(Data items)
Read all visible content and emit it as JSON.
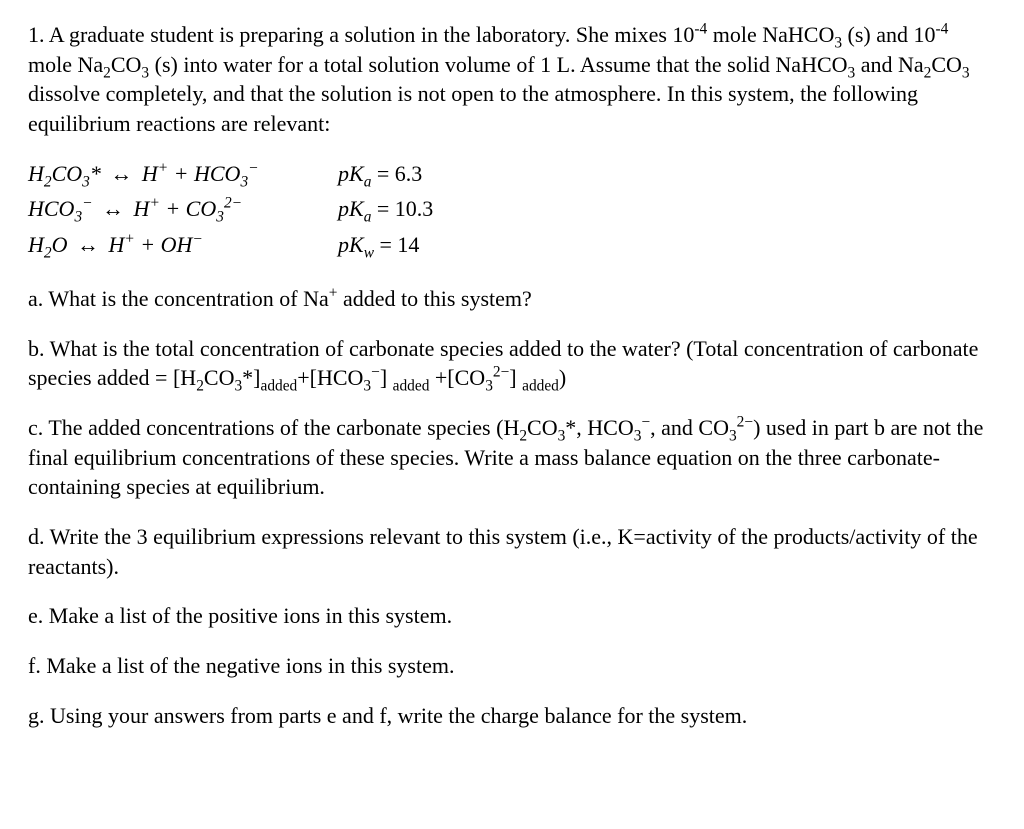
{
  "intro": {
    "line1_a": "1. A graduate student is preparing a solution in the laboratory.  She mixes 10",
    "line1_exp": "-4",
    "line1_b": " mole NaHCO",
    "line1_sub": "3",
    "line1_c": " (s)",
    "line2_a": "and 10",
    "line2_exp": "-4",
    "line2_b": " mole Na",
    "line2_sub1": "2",
    "line2_c": "CO",
    "line2_sub2": "3",
    "line2_d": " (s) into water for a total solution volume of 1 L.  Assume that the solid",
    "line3_a": "NaHCO",
    "line3_sub1": "3",
    "line3_b": " and Na",
    "line3_sub2": "2",
    "line3_c": "CO",
    "line3_sub3": "3",
    "line3_d": " dissolve completely, and that the solution is not open to the atmosphere.",
    "line4": "In this system, the following equilibrium reactions are relevant:"
  },
  "eq1": {
    "lhs_a": "H",
    "lhs_sub1": "2",
    "lhs_b": "CO",
    "lhs_sub2": "3",
    "lhs_star": "*",
    "rhs_a": "H",
    "rhs_sup1": "+",
    "rhs_b": " + HCO",
    "rhs_sub1": "3",
    "rhs_sup2": "−",
    "pk_label": "pK",
    "pk_sub": "a",
    "pk_eq": " = 6.3"
  },
  "eq2": {
    "lhs_a": "HCO",
    "lhs_sub1": "3",
    "lhs_sup1": "−",
    "rhs_a": "H",
    "rhs_sup1": "+",
    "rhs_b": " + CO",
    "rhs_sub1": "3",
    "rhs_sup2": "2−",
    "pk_label": "pK",
    "pk_sub": "a",
    "pk_eq": " = 10.3"
  },
  "eq3": {
    "lhs_a": "H",
    "lhs_sub1": "2",
    "lhs_b": "O",
    "rhs_a": "H",
    "rhs_sup1": "+",
    "rhs_b": " + OH",
    "rhs_sup2": "−",
    "pk_label": "pK",
    "pk_sub": "w",
    "pk_eq": " = 14"
  },
  "qa": {
    "a": "a.  What is the concentration of Na",
    "sup": "+",
    "b": " added to this system?"
  },
  "qb": {
    "line1": "b.  What is the total concentration of carbonate species added to the water?  (Total concentration",
    "line2_a": "of carbonate species added = [H",
    "sub1": "2",
    "line2_b": "CO",
    "sub2": "3",
    "line2_c": "*]",
    "added1": "added",
    "line2_d": "+[HCO",
    "sub3": "3",
    "sup1": "−",
    "line2_e": "] ",
    "added2": "added",
    "line2_f": " +[CO",
    "sub4": "3",
    "sup2": "2−",
    "line2_g": "] ",
    "added3": "added",
    "line2_h": ")"
  },
  "qc": {
    "line1_a": "c.  The added concentrations of the carbonate species (H",
    "sub1": "2",
    "line1_b": "CO",
    "sub2": "3",
    "star": "*, HCO",
    "sub3": "3",
    "sup1": "−",
    "line1_c": ", and CO",
    "sub4": "3",
    "sup2": "2−",
    "line1_d": ") used in part b",
    "line2": "are not the final equilibrium concentrations of these species.  Write a mass balance equation on",
    "line3": "the three carbonate-containing species at equilibrium."
  },
  "qd": {
    "line1": "d.  Write the 3 equilibrium expressions relevant to this system (i.e., K=activity of the",
    "line2": "products/activity of the reactants)."
  },
  "qe": "e.  Make a list of the positive ions in this system.",
  "qf": "f.  Make a list of the negative ions in this system.",
  "qg": "g.  Using your answers from parts e and f, write the charge balance for the system.",
  "arrow": "↔"
}
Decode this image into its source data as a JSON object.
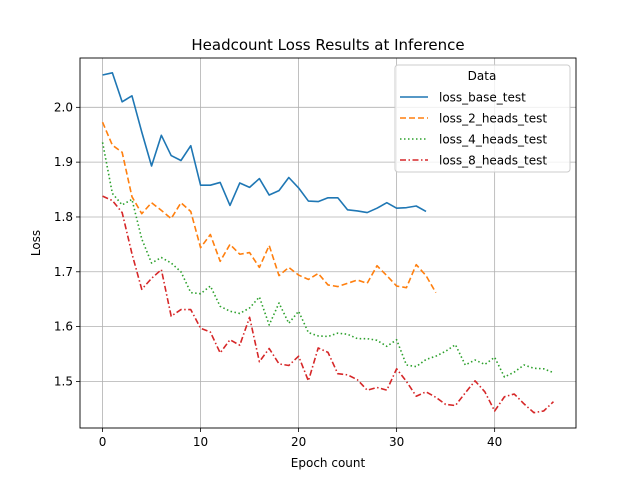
{
  "chart_data": {
    "type": "line",
    "title": "Headcount Loss Results at Inference",
    "xlabel": "Epoch count",
    "ylabel": "Loss",
    "xlim": [
      -2.3,
      48.3
    ],
    "ylim": [
      1.415,
      2.09
    ],
    "xticks": [
      0,
      10,
      20,
      30,
      40
    ],
    "yticks": [
      1.5,
      1.6,
      1.7,
      1.8,
      1.9,
      2.0
    ],
    "grid": true,
    "legend": {
      "title": "Data",
      "placement": "top-right"
    },
    "series": [
      {
        "name": "loss_base_test",
        "color": "#1f77b4",
        "dash": "solid",
        "x": [
          0,
          1,
          2,
          3,
          4,
          5,
          6,
          7,
          8,
          9,
          10,
          11,
          12,
          13,
          14,
          15,
          16,
          17,
          18,
          19,
          20,
          21,
          22,
          23,
          24,
          25,
          26,
          27,
          28,
          29,
          30,
          31,
          32,
          33
        ],
        "values": [
          2.059,
          2.063,
          2.01,
          2.021,
          1.955,
          1.893,
          1.949,
          1.912,
          1.903,
          1.93,
          1.858,
          1.858,
          1.863,
          1.821,
          1.862,
          1.854,
          1.87,
          1.84,
          1.848,
          1.872,
          1.853,
          1.829,
          1.828,
          1.835,
          1.835,
          1.813,
          1.811,
          1.808,
          1.816,
          1.826,
          1.816,
          1.817,
          1.82,
          1.81
        ]
      },
      {
        "name": "loss_2_heads_test",
        "color": "#ff7f0e",
        "dash": "dashed",
        "x": [
          0,
          1,
          2,
          3,
          4,
          5,
          6,
          7,
          8,
          9,
          10,
          11,
          12,
          13,
          14,
          15,
          16,
          17,
          18,
          19,
          20,
          21,
          22,
          23,
          24,
          25,
          26,
          27,
          28,
          29,
          30,
          31,
          32,
          33,
          34
        ],
        "values": [
          1.973,
          1.931,
          1.918,
          1.837,
          1.806,
          1.826,
          1.812,
          1.797,
          1.826,
          1.81,
          1.744,
          1.768,
          1.719,
          1.75,
          1.732,
          1.735,
          1.708,
          1.748,
          1.693,
          1.708,
          1.694,
          1.686,
          1.697,
          1.676,
          1.673,
          1.679,
          1.685,
          1.679,
          1.711,
          1.693,
          1.674,
          1.671,
          1.713,
          1.693,
          1.662
        ]
      },
      {
        "name": "loss_4_heads_test",
        "color": "#2ca02c",
        "dash": "dotted",
        "x": [
          0,
          1,
          2,
          3,
          4,
          5,
          6,
          7,
          8,
          9,
          10,
          11,
          12,
          13,
          14,
          15,
          16,
          17,
          18,
          19,
          20,
          21,
          22,
          23,
          24,
          25,
          26,
          27,
          28,
          29,
          30,
          31,
          32,
          33,
          34,
          35,
          36,
          37,
          38,
          39,
          40,
          41,
          42,
          43,
          44,
          45,
          46
        ],
        "values": [
          1.936,
          1.843,
          1.822,
          1.832,
          1.76,
          1.716,
          1.726,
          1.716,
          1.7,
          1.662,
          1.66,
          1.674,
          1.637,
          1.628,
          1.624,
          1.634,
          1.654,
          1.603,
          1.643,
          1.606,
          1.628,
          1.589,
          1.583,
          1.582,
          1.588,
          1.586,
          1.578,
          1.578,
          1.575,
          1.564,
          1.576,
          1.53,
          1.527,
          1.54,
          1.546,
          1.555,
          1.567,
          1.53,
          1.539,
          1.531,
          1.544,
          1.508,
          1.517,
          1.53,
          1.524,
          1.523,
          1.516
        ]
      },
      {
        "name": "loss_8_heads_test",
        "color": "#d62728",
        "dash": "dashdot",
        "x": [
          0,
          1,
          2,
          3,
          4,
          5,
          6,
          7,
          8,
          9,
          10,
          11,
          12,
          13,
          14,
          15,
          16,
          17,
          18,
          19,
          20,
          21,
          22,
          23,
          24,
          25,
          26,
          27,
          28,
          29,
          30,
          31,
          32,
          33,
          34,
          35,
          36,
          37,
          38,
          39,
          40,
          41,
          42,
          43,
          44,
          45,
          46
        ],
        "values": [
          1.838,
          1.83,
          1.808,
          1.733,
          1.668,
          1.688,
          1.704,
          1.619,
          1.631,
          1.631,
          1.597,
          1.59,
          1.552,
          1.576,
          1.566,
          1.617,
          1.536,
          1.56,
          1.532,
          1.529,
          1.546,
          1.501,
          1.561,
          1.553,
          1.514,
          1.512,
          1.503,
          1.484,
          1.489,
          1.484,
          1.523,
          1.5,
          1.473,
          1.481,
          1.471,
          1.458,
          1.456,
          1.479,
          1.501,
          1.481,
          1.446,
          1.472,
          1.477,
          1.459,
          1.443,
          1.446,
          1.463
        ]
      }
    ]
  }
}
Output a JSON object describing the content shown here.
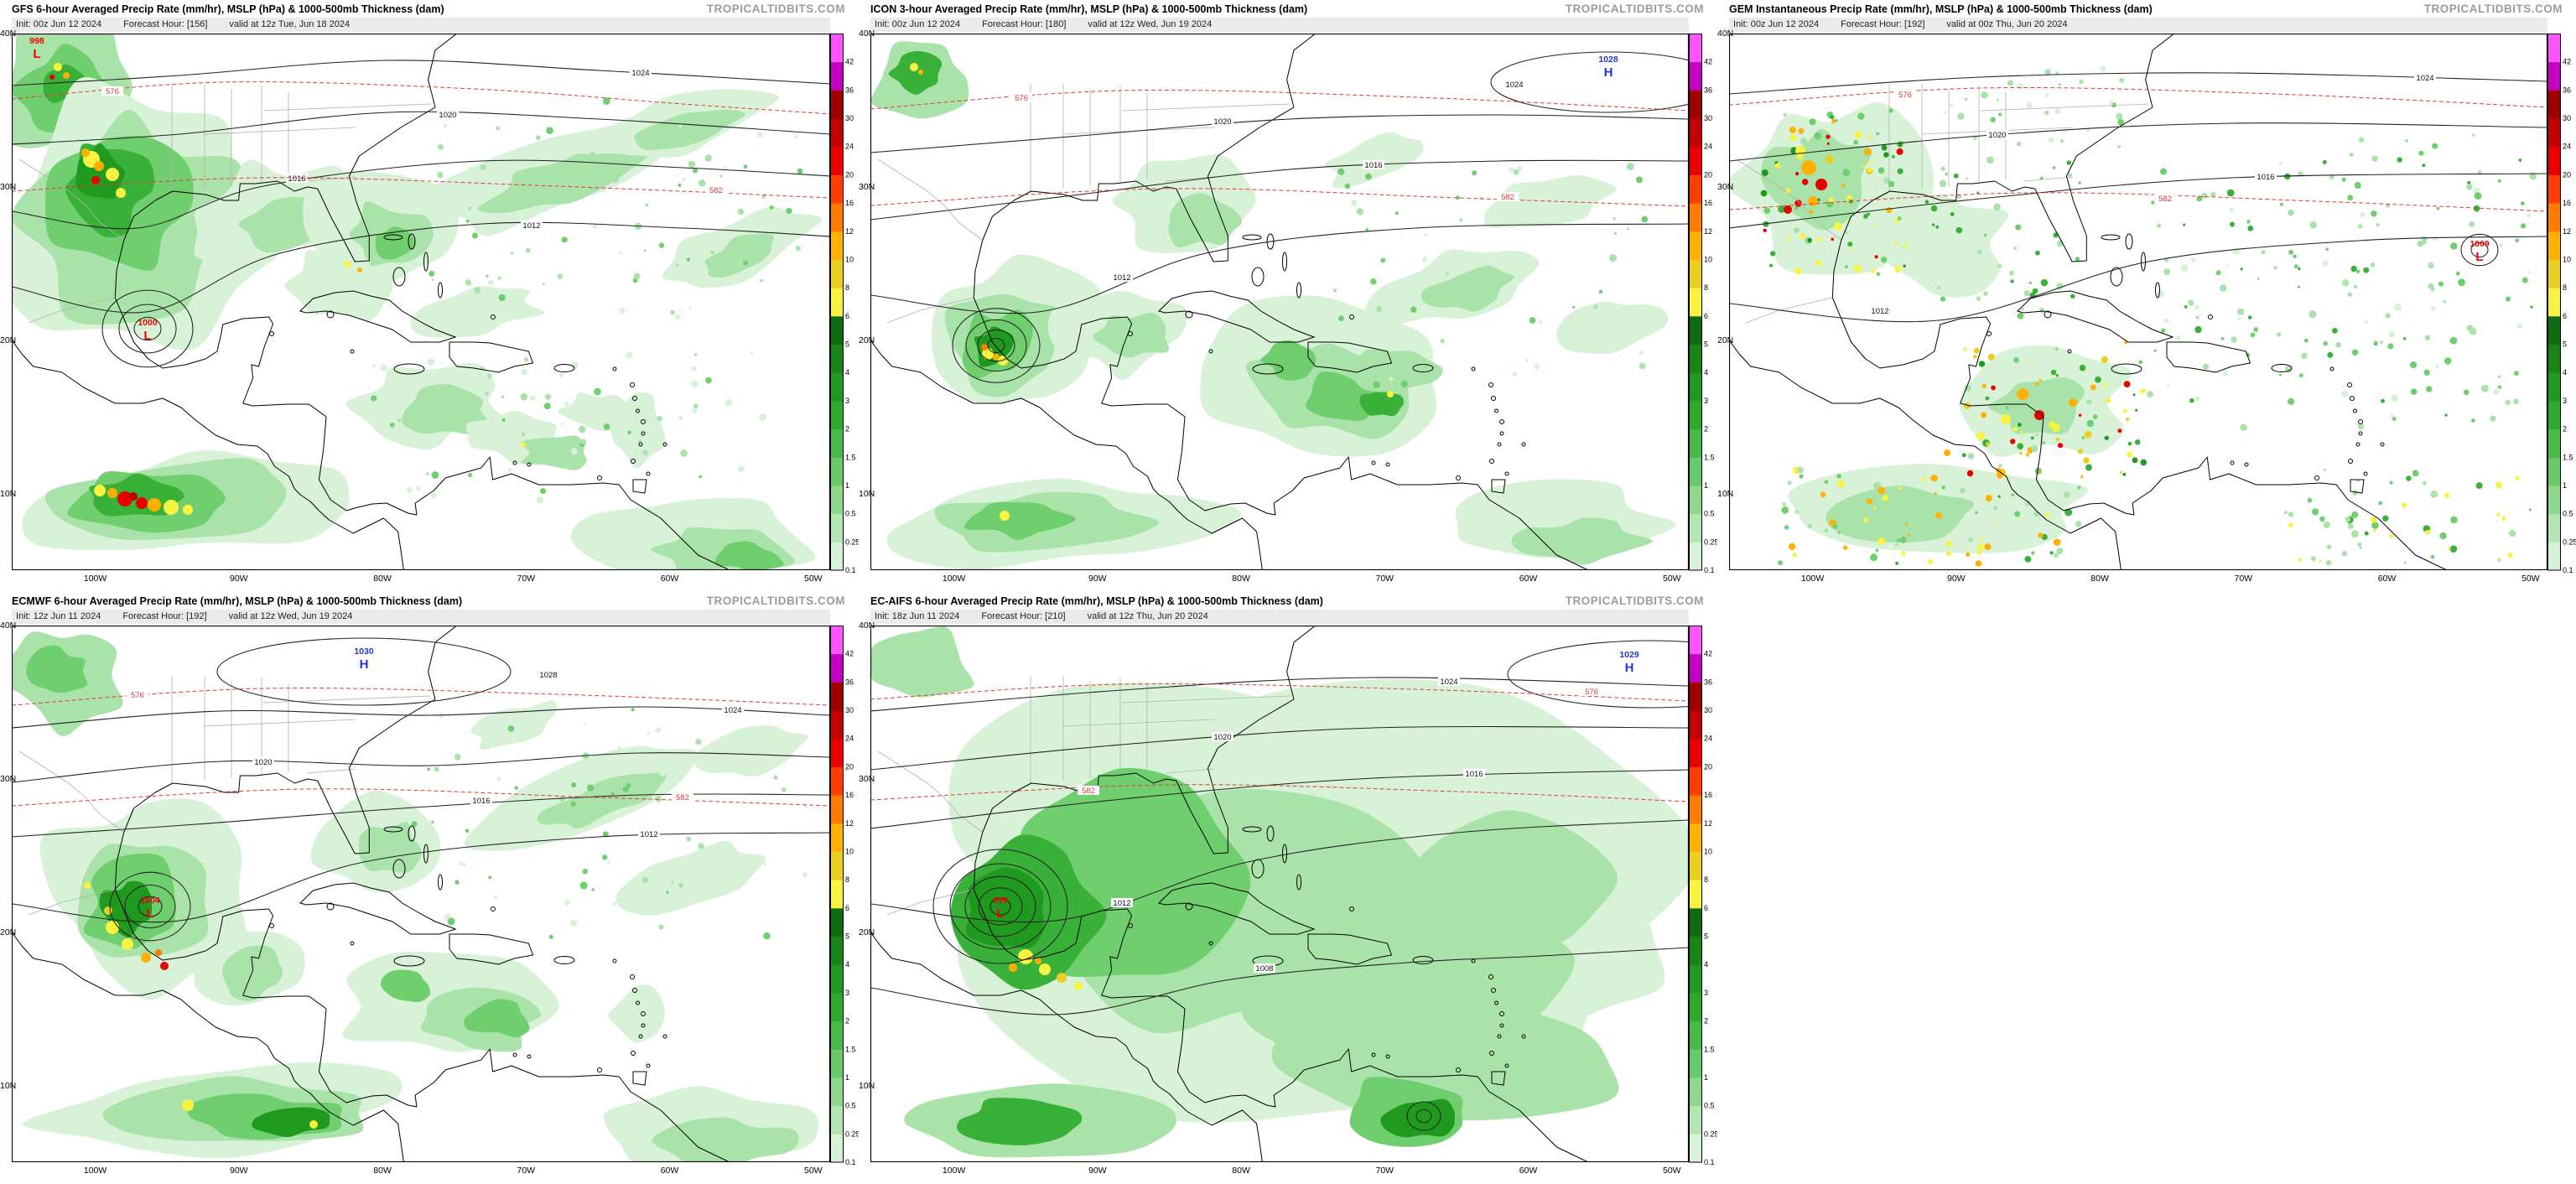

Task goal. State only the count of lines above that hold the string "solution".

Solved problem. 3